■ **EXERCISE OBJECTIVE**
Return each line of the listing below, unchanged, and omit the images.

■ **GIVEN DATA**
======

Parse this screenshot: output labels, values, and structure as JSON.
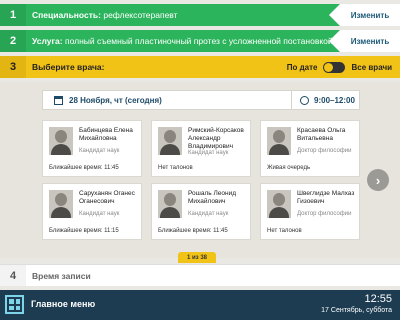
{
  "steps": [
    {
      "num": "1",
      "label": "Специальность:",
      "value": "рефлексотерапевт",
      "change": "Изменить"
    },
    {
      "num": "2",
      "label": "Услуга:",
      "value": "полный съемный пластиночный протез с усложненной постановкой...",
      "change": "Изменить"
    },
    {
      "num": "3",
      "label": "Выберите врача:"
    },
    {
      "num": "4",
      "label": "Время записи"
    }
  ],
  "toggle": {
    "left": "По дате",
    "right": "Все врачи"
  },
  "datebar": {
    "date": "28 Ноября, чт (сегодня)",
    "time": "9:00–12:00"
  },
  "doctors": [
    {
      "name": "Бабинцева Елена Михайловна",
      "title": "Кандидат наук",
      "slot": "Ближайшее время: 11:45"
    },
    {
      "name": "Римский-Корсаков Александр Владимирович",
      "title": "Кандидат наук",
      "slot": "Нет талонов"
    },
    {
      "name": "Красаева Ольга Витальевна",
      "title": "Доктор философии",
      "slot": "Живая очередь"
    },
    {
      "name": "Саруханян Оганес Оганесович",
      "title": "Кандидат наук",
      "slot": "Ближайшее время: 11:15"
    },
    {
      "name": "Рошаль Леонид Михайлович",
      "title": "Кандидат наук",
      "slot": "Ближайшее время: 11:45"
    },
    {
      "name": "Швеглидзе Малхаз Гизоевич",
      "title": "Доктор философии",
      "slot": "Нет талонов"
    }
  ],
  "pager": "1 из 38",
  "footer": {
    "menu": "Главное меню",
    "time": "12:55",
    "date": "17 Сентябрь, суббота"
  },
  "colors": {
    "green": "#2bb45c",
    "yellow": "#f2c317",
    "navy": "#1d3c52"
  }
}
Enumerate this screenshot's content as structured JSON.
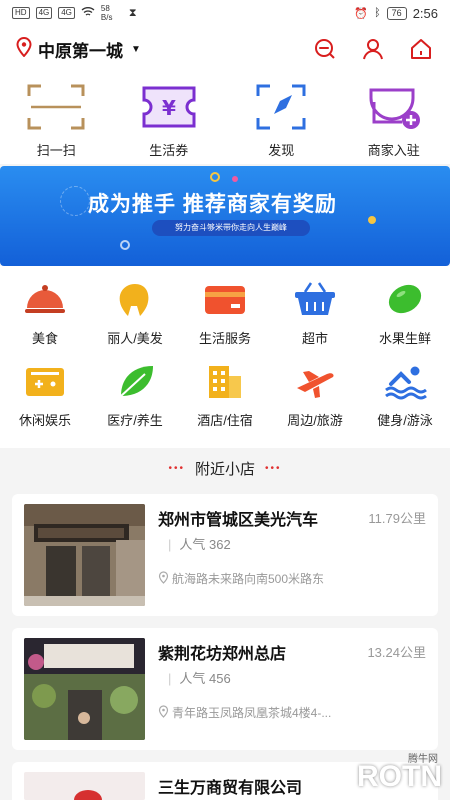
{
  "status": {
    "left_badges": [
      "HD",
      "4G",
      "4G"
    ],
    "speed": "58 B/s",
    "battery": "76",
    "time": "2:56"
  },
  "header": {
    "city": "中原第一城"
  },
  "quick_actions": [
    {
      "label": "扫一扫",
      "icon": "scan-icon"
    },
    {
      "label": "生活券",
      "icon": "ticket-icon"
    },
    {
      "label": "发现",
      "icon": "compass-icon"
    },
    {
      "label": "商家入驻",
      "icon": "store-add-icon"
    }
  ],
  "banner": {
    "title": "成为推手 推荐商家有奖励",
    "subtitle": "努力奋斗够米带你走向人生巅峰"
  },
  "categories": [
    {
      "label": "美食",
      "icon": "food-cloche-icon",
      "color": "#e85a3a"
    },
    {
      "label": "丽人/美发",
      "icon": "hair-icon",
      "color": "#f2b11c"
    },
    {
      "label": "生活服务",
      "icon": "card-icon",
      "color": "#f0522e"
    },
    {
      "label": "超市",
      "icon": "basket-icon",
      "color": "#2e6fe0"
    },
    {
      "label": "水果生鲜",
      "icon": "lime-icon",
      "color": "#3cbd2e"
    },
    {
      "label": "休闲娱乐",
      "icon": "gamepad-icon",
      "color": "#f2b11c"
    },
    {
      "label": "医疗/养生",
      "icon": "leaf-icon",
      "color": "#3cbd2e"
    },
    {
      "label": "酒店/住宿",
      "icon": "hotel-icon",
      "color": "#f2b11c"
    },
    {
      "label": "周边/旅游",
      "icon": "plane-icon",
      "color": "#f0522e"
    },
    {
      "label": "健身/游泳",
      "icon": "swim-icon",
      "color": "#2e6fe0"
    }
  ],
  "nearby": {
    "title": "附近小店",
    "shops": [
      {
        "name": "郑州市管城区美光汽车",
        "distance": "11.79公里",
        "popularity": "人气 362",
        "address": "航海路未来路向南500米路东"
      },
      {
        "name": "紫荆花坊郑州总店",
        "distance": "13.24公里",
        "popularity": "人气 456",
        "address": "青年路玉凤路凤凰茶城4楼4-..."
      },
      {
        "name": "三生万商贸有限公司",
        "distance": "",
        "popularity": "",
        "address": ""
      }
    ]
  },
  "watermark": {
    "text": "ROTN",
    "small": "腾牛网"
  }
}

======

■ **EXERCISE OUTPUT**
Parse this screenshot: output labels, values, and structure as JSON.
{
  "steps": [
    {
      "num": "1",
      "label": "Специальность:",
      "value": "рефлексотерапевт",
      "change": "Изменить"
    },
    {
      "num": "2",
      "label": "Услуга:",
      "value": "полный съемный пластиночный протез с усложненной постановкой...",
      "change": "Изменить"
    },
    {
      "num": "3",
      "label": "Выберите врача:"
    },
    {
      "num": "4",
      "label": "Время записи"
    }
  ],
  "toggle": {
    "left": "По дате",
    "right": "Все врачи"
  },
  "datebar": {
    "date": "28 Ноября, чт (сегодня)",
    "time": "9:00–12:00"
  },
  "doctors": [
    {
      "name": "Бабинцева Елена Михайловна",
      "title": "Кандидат наук",
      "slot": "Ближайшее время: 11:45"
    },
    {
      "name": "Римский-Корсаков Александр Владимирович",
      "title": "Кандидат наук",
      "slot": "Нет талонов"
    },
    {
      "name": "Красаева Ольга Витальевна",
      "title": "Доктор философии",
      "slot": "Живая очередь"
    },
    {
      "name": "Саруханян Оганес Оганесович",
      "title": "Кандидат наук",
      "slot": "Ближайшее время: 11:15"
    },
    {
      "name": "Рошаль Леонид Михайлович",
      "title": "Кандидат наук",
      "slot": "Ближайшее время: 11:45"
    },
    {
      "name": "Швеглидзе Малхаз Гизоевич",
      "title": "Доктор философии",
      "slot": "Нет талонов"
    }
  ],
  "pager": "1 из 38",
  "footer": {
    "menu": "Главное меню",
    "time": "12:55",
    "date": "17 Сентябрь, суббота"
  },
  "colors": {
    "green": "#2bb45c",
    "yellow": "#f2c317",
    "navy": "#1d3c52"
  }
}
Enumerate this screenshot's content as structured JSON.
{
  "status": {
    "left_badges": [
      "HD",
      "4G",
      "4G"
    ],
    "speed": "58 B/s",
    "battery": "76",
    "time": "2:56"
  },
  "header": {
    "city": "中原第一城"
  },
  "quick_actions": [
    {
      "label": "扫一扫",
      "icon": "scan-icon"
    },
    {
      "label": "生活券",
      "icon": "ticket-icon"
    },
    {
      "label": "发现",
      "icon": "compass-icon"
    },
    {
      "label": "商家入驻",
      "icon": "store-add-icon"
    }
  ],
  "banner": {
    "title": "成为推手 推荐商家有奖励",
    "subtitle": "努力奋斗够米带你走向人生巅峰"
  },
  "categories": [
    {
      "label": "美食",
      "icon": "food-cloche-icon",
      "color": "#e85a3a"
    },
    {
      "label": "丽人/美发",
      "icon": "hair-icon",
      "color": "#f2b11c"
    },
    {
      "label": "生活服务",
      "icon": "card-icon",
      "color": "#f0522e"
    },
    {
      "label": "超市",
      "icon": "basket-icon",
      "color": "#2e6fe0"
    },
    {
      "label": "水果生鲜",
      "icon": "lime-icon",
      "color": "#3cbd2e"
    },
    {
      "label": "休闲娱乐",
      "icon": "gamepad-icon",
      "color": "#f2b11c"
    },
    {
      "label": "医疗/养生",
      "icon": "leaf-icon",
      "color": "#3cbd2e"
    },
    {
      "label": "酒店/住宿",
      "icon": "hotel-icon",
      "color": "#f2b11c"
    },
    {
      "label": "周边/旅游",
      "icon": "plane-icon",
      "color": "#f0522e"
    },
    {
      "label": "健身/游泳",
      "icon": "swim-icon",
      "color": "#2e6fe0"
    }
  ],
  "nearby": {
    "title": "附近小店",
    "shops": [
      {
        "name": "郑州市管城区美光汽车",
        "distance": "11.79公里",
        "popularity": "人气 362",
        "address": "航海路未来路向南500米路东"
      },
      {
        "name": "紫荆花坊郑州总店",
        "distance": "13.24公里",
        "popularity": "人气 456",
        "address": "青年路玉凤路凤凰茶城4楼4-..."
      },
      {
        "name": "三生万商贸有限公司",
        "distance": "",
        "popularity": "",
        "address": ""
      }
    ]
  },
  "watermark": {
    "text": "ROTN",
    "small": "腾牛网"
  }
}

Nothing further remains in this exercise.